TO BE DONE: Without the pictures, repeat the listing character for character.

ENTRIES:
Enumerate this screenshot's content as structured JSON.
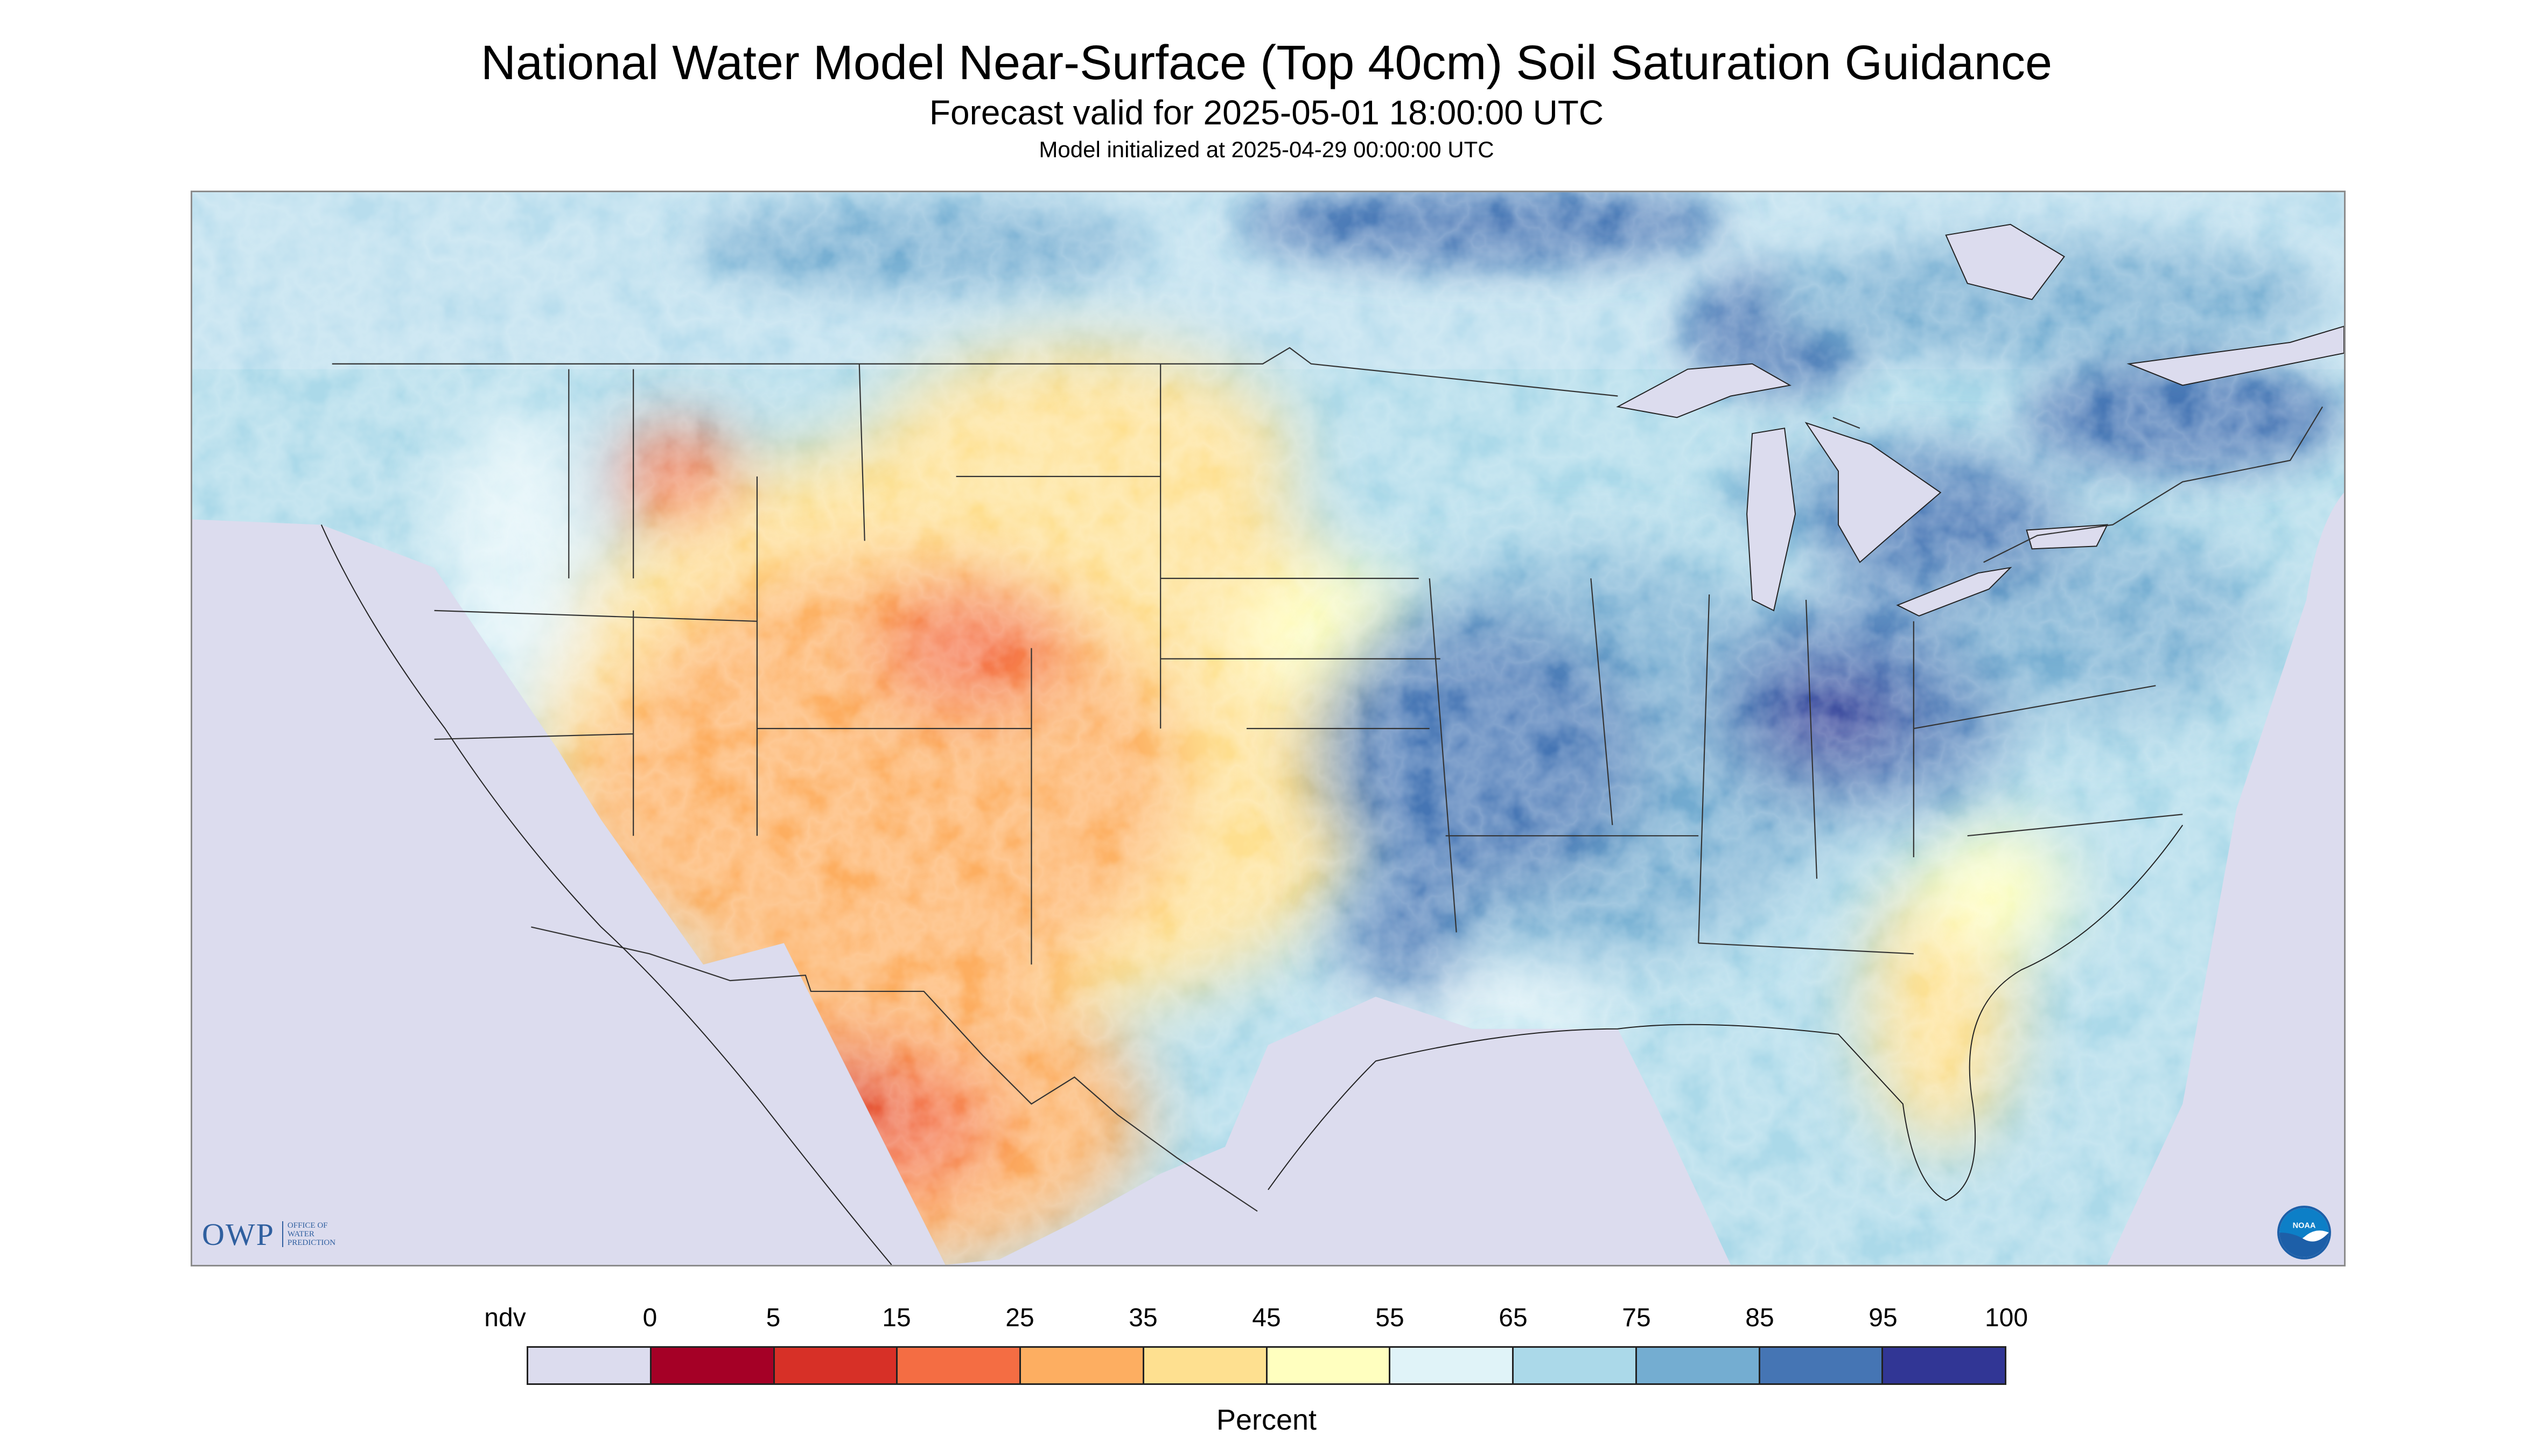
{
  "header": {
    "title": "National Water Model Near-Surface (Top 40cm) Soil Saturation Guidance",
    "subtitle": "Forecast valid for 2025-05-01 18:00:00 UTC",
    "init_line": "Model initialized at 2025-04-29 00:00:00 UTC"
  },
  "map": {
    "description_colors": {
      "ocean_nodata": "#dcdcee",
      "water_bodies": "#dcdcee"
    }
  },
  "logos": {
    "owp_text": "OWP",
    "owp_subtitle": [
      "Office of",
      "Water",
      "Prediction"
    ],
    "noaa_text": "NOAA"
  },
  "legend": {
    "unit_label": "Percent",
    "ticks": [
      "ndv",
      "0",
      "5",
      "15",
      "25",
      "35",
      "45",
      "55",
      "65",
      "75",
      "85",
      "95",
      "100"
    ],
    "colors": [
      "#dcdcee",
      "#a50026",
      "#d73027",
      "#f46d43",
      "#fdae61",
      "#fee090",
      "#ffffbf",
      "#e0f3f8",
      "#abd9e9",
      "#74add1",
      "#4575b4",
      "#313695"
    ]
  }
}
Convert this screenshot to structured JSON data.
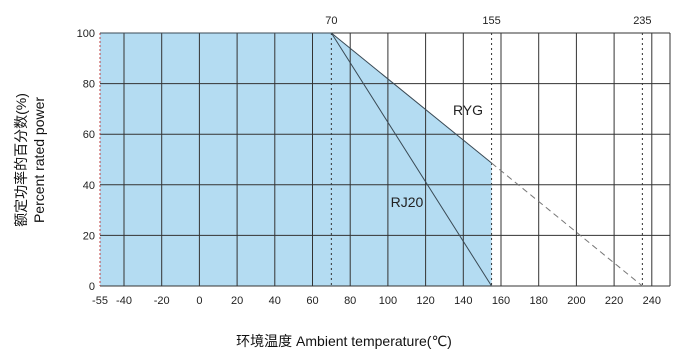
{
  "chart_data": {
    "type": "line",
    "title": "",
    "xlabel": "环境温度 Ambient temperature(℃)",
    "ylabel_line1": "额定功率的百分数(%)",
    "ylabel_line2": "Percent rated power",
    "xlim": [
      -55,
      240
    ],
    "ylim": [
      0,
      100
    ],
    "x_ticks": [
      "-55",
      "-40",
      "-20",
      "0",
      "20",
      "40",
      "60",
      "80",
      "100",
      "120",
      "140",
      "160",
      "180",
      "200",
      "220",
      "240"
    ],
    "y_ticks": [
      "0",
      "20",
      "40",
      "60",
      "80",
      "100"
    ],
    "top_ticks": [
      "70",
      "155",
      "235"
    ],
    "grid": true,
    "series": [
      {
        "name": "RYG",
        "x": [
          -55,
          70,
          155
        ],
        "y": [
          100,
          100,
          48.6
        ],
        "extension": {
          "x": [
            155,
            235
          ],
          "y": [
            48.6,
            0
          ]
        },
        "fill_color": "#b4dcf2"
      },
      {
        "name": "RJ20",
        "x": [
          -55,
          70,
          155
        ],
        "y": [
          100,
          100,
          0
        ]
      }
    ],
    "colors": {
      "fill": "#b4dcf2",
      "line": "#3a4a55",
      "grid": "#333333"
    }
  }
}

SOLUTION FOR THIS PROBLEM:
Enumerate this screenshot's content as structured JSON.
{
  "header": {
    "title": "National Water Model Near-Surface (Top 40cm) Soil Saturation Guidance",
    "subtitle": "Forecast valid for 2025-05-01 18:00:00 UTC",
    "init_line": "Model initialized at 2025-04-29 00:00:00 UTC"
  },
  "map": {
    "description_colors": {
      "ocean_nodata": "#dcdcee",
      "water_bodies": "#dcdcee"
    }
  },
  "logos": {
    "owp_text": "OWP",
    "owp_subtitle": [
      "Office of",
      "Water",
      "Prediction"
    ],
    "noaa_text": "NOAA"
  },
  "legend": {
    "unit_label": "Percent",
    "ticks": [
      "ndv",
      "0",
      "5",
      "15",
      "25",
      "35",
      "45",
      "55",
      "65",
      "75",
      "85",
      "95",
      "100"
    ],
    "colors": [
      "#dcdcee",
      "#a50026",
      "#d73027",
      "#f46d43",
      "#fdae61",
      "#fee090",
      "#ffffbf",
      "#e0f3f8",
      "#abd9e9",
      "#74add1",
      "#4575b4",
      "#313695"
    ]
  }
}
Convert this screenshot to structured JSON data.
{
  "chart_data": {
    "type": "line",
    "title": "",
    "xlabel": "环境温度 Ambient temperature(℃)",
    "ylabel_line1": "额定功率的百分数(%)",
    "ylabel_line2": "Percent rated power",
    "xlim": [
      -55,
      240
    ],
    "ylim": [
      0,
      100
    ],
    "x_ticks": [
      "-55",
      "-40",
      "-20",
      "0",
      "20",
      "40",
      "60",
      "80",
      "100",
      "120",
      "140",
      "160",
      "180",
      "200",
      "220",
      "240"
    ],
    "y_ticks": [
      "0",
      "20",
      "40",
      "60",
      "80",
      "100"
    ],
    "top_ticks": [
      "70",
      "155",
      "235"
    ],
    "grid": true,
    "series": [
      {
        "name": "RYG",
        "x": [
          -55,
          70,
          155
        ],
        "y": [
          100,
          100,
          48.6
        ],
        "extension": {
          "x": [
            155,
            235
          ],
          "y": [
            48.6,
            0
          ]
        },
        "fill_color": "#b4dcf2"
      },
      {
        "name": "RJ20",
        "x": [
          -55,
          70,
          155
        ],
        "y": [
          100,
          100,
          0
        ]
      }
    ],
    "colors": {
      "fill": "#b4dcf2",
      "line": "#3a4a55",
      "grid": "#333333"
    }
  }
}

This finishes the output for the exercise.